- _WHAT IS EXPECTED_:
Which lines hold the string "Ramón"? Copy every one of them.

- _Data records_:
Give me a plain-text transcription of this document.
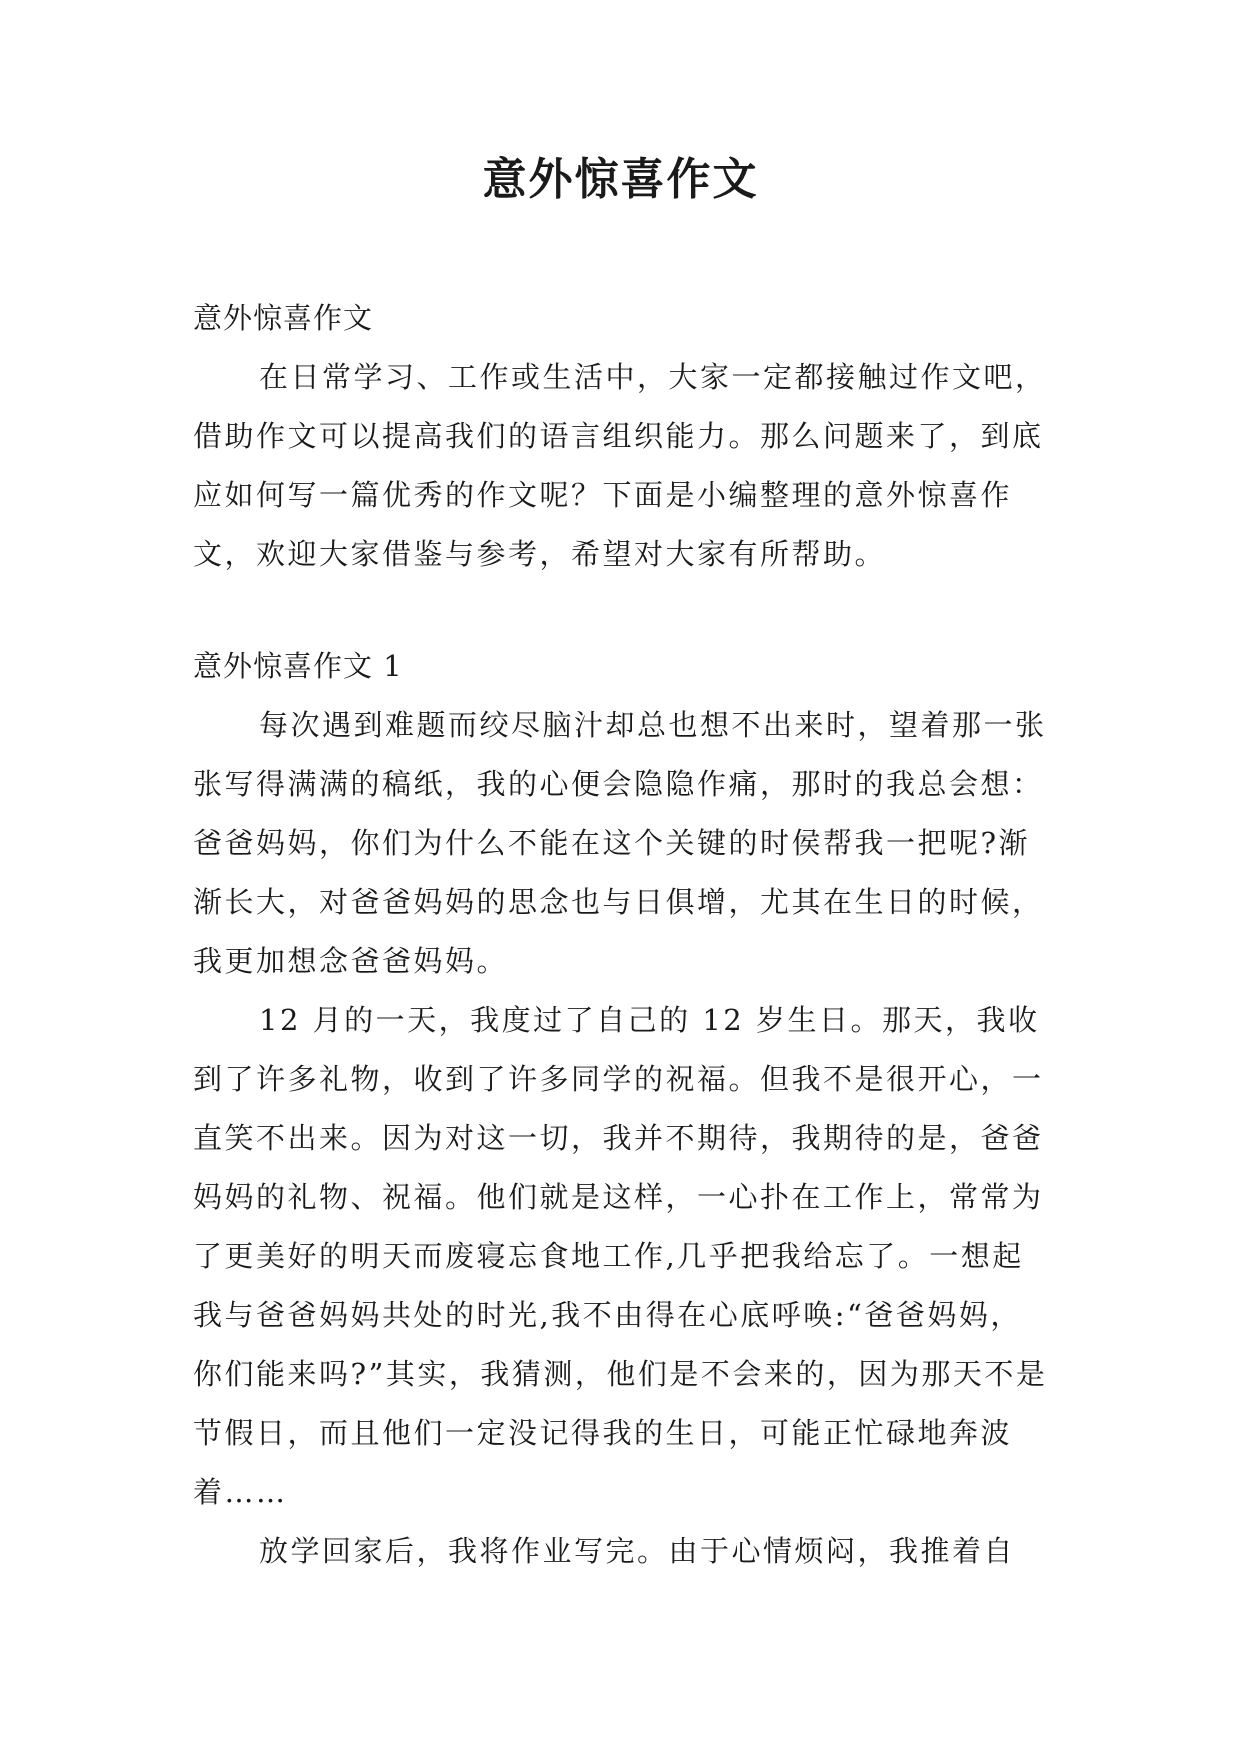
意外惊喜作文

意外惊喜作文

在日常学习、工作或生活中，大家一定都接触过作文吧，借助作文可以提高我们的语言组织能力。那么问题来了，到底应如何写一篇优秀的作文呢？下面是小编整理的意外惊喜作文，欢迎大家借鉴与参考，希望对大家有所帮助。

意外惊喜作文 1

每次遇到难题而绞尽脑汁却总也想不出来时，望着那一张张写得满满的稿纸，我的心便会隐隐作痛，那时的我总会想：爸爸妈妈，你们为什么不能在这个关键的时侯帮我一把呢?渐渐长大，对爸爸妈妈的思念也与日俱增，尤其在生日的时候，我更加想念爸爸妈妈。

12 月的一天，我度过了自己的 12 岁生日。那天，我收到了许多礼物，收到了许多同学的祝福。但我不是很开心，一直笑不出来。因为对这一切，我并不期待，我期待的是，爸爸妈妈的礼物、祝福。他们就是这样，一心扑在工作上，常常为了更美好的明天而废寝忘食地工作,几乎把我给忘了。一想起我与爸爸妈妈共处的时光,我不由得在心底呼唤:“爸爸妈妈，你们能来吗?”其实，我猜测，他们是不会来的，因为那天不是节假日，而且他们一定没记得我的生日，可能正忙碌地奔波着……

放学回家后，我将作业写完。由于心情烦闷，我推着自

...

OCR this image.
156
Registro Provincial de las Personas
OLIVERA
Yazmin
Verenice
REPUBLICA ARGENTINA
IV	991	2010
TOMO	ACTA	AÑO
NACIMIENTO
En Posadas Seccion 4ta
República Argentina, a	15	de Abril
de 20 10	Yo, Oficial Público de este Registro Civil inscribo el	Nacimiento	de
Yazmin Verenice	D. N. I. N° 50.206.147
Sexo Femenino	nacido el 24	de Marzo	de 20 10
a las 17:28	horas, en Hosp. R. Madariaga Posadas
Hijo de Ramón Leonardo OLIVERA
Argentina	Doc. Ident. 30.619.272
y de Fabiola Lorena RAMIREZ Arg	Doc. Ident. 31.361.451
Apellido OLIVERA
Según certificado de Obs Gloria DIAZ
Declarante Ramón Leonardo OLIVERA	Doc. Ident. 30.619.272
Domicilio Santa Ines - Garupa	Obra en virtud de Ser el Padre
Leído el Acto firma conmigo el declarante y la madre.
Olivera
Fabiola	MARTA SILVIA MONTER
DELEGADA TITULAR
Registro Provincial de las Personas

==

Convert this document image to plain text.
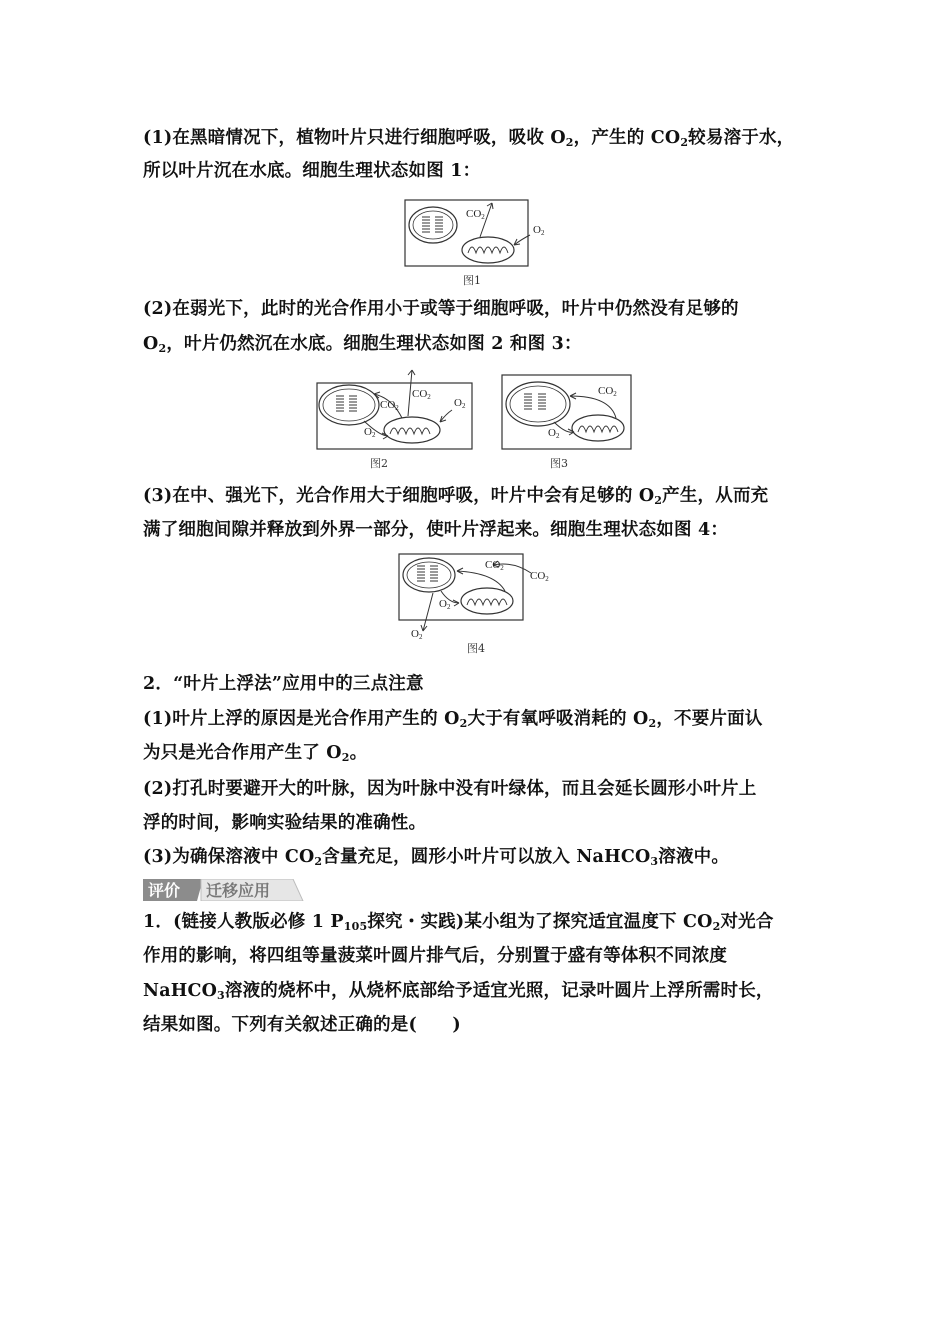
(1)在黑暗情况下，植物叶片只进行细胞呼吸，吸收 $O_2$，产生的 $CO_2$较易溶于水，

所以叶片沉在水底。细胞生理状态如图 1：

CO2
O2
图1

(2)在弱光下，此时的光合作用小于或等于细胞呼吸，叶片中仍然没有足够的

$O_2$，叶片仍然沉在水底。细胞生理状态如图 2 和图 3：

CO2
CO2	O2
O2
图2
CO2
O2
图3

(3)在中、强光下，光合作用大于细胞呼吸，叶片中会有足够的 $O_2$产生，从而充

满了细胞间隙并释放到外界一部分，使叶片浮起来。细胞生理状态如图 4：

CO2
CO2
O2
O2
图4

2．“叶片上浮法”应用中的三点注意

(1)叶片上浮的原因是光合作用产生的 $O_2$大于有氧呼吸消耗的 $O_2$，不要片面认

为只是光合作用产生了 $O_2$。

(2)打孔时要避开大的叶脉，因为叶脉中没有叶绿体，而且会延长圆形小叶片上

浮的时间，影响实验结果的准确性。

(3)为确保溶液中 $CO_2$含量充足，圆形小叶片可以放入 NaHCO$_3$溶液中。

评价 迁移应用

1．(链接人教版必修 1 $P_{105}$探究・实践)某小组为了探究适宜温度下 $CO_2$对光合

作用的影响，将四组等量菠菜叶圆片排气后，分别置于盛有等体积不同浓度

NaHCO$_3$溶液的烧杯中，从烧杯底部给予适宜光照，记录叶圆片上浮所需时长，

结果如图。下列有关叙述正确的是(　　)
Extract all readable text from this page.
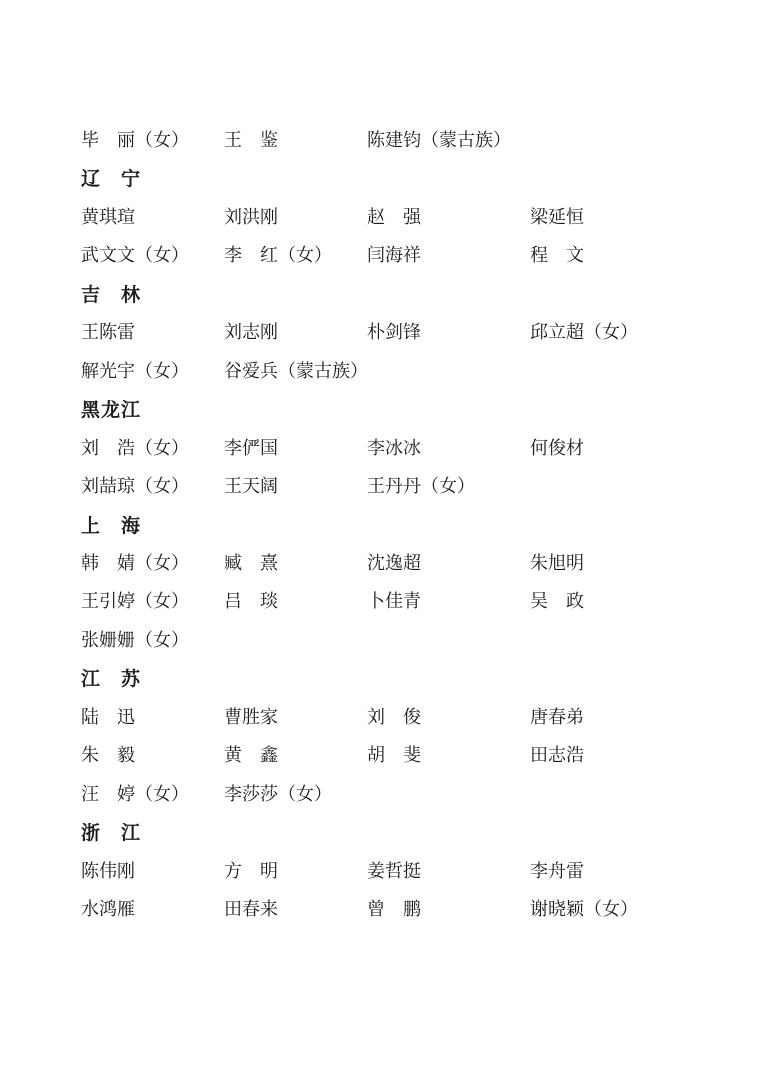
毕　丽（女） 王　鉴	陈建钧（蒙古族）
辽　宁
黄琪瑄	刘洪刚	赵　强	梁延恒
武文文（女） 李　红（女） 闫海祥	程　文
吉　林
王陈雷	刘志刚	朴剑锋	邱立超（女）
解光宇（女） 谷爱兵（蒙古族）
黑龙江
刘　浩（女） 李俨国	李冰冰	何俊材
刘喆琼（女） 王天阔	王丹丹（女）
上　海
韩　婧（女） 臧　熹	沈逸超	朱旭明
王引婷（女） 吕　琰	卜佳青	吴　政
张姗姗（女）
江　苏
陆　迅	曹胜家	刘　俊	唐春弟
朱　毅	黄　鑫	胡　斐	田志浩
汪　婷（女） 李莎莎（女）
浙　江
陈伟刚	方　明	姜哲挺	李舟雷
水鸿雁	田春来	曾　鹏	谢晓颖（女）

- _OUTPUT OF THE TASK_:
Hijo de Ramón Leonardo OLIVERA
Declarante Ramón Leonardo OLIVERA	Doc. Ident. 30.619.272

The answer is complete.